- _MATERIAL TO PROCESS_
----

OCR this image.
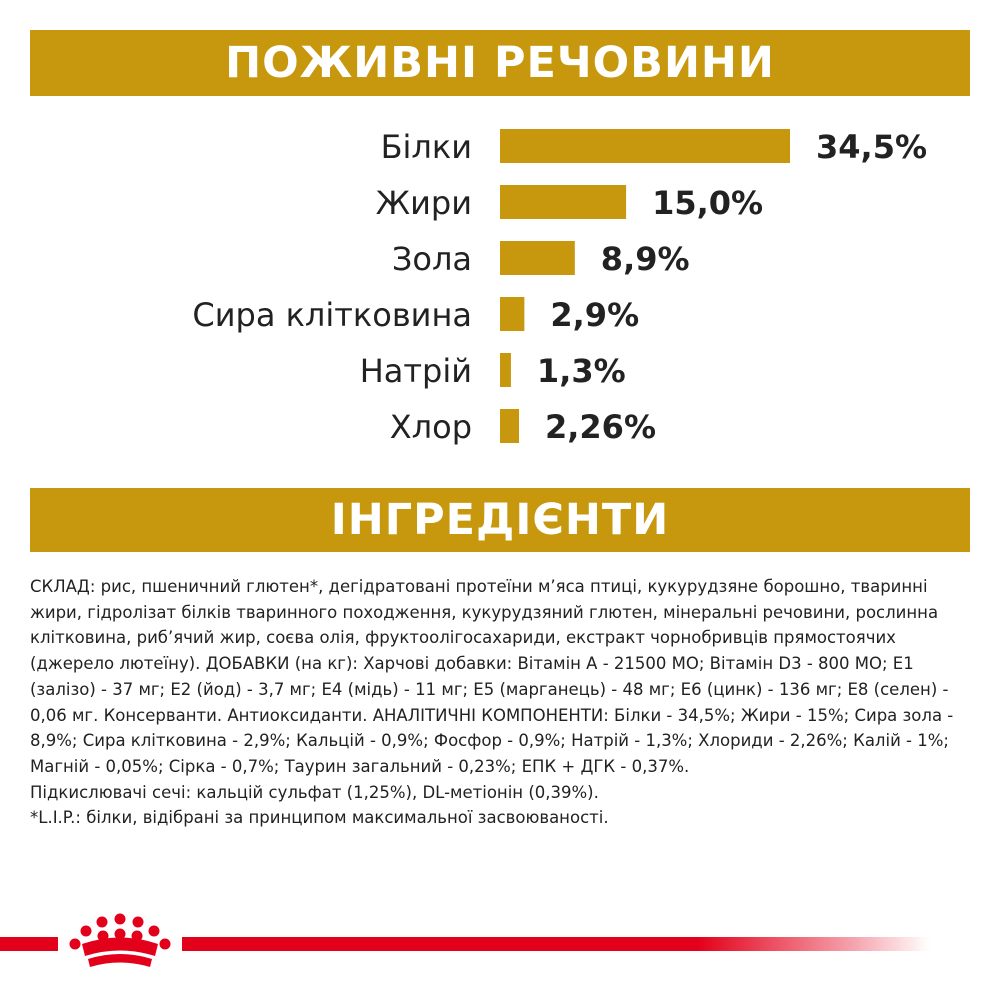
ПОЖИВНІ РЕЧОВИНИ
Білки	34,5%
Жири	15,0%
Зола	8,9%
Сира клітковина 2,9%
Натрій 1,3%
Хлор 2,26%
ІНГРЕДІЄНТИ

СКЛАД: рис, пшеничний глютен*, дегідратовані протеїни м’яса птиці, кукурудзяне борошно, тваринні жири, гідролізат білків тваринного походження, кукурудзяний глютен, мінеральні речовини, рослинна клітковина, риб’ячий жир, соєва олія, фруктоолігосахариди, екстракт чорнобривців прямостоячих (джерело лютеїну). ДОБАВКИ (на кг): Харчові добавки: Вітамін А - 21500 МО; Вітамін D3 - 800 МО; E1 (залізо) - 37 мг; E2 (йод) - 3,7 мг; E4 (мідь) - 11 мг; E5 (марганець) - 48 мг; E6 (цинк) - 136 мг; E8 (селен) - 0,06 мг. Консерванти. Антиоксиданти. АНАЛІТИЧНІ КОМПОНЕНТИ: Білки - 34,5%; Жири - 15%; Сира зола - 8,9%; Сира клітковина - 2,9%; Кальцій - 0,9%; Фосфор - 0,9%; Натрій - 1,3%; Хлориди - 2,26%; Калій - 1%; Магній - 0,05%; Сірка - 0,7%; Таурин загальний - 0,23%; ЕПК + ДГК - 0,37%.
Підкислювачі сечі: кальцій сульфат (1,25%), DL-метіонін (0,39%).
*L.I.P.: білки, відібрані за принципом максимальної засвоюваності.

----

- _TASK DETAILS_
Return each line from the material above exactly, but not the pictures.

- _ANSWER TO THE EXERCISE_
OCR this image.
ПОЖИВНІ РЕЧОВИНИ
Білки	34,5%
Жири	15,0%
Зола	8,9%
Сира клітковина 2,9%
Натрій 1,3%
Хлор 2,26%
ІНГРЕДІЄНТИ

СКЛАД: рис, пшеничний глютен*, дегідратовані протеїни м’яса птиці, кукурудзяне борошно, тваринні жири, гідролізат білків тваринного походження, кукурудзяний глютен, мінеральні речовини, рослинна клітковина, риб’ячий жир, соєва олія, фруктоолігосахариди, екстракт чорнобривців прямостоячих (джерело лютеїну). ДОБАВКИ (на кг): Харчові добавки: Вітамін А - 21500 МО; Вітамін D3 - 800 МО; E1 (залізо) - 37 мг; E2 (йод) - 3,7 мг; E4 (мідь) - 11 мг; E5 (марганець) - 48 мг; E6 (цинк) - 136 мг; E8 (селен) - 0,06 мг. Консерванти. Антиоксиданти. АНАЛІТИЧНІ КОМПОНЕНТИ: Білки - 34,5%; Жири - 15%; Сира зола - 8,9%; Сира клітковина - 2,9%; Кальцій - 0,9%; Фосфор - 0,9%; Натрій - 1,3%; Хлориди - 2,26%; Калій - 1%; Магній - 0,05%; Сірка - 0,7%; Таурин загальний - 0,23%; ЕПК + ДГК - 0,37%.
Підкислювачі сечі: кальцій сульфат (1,25%), DL-метіонін (0,39%).
*L.I.P.: білки, відібрані за принципом максимальної засвоюваності.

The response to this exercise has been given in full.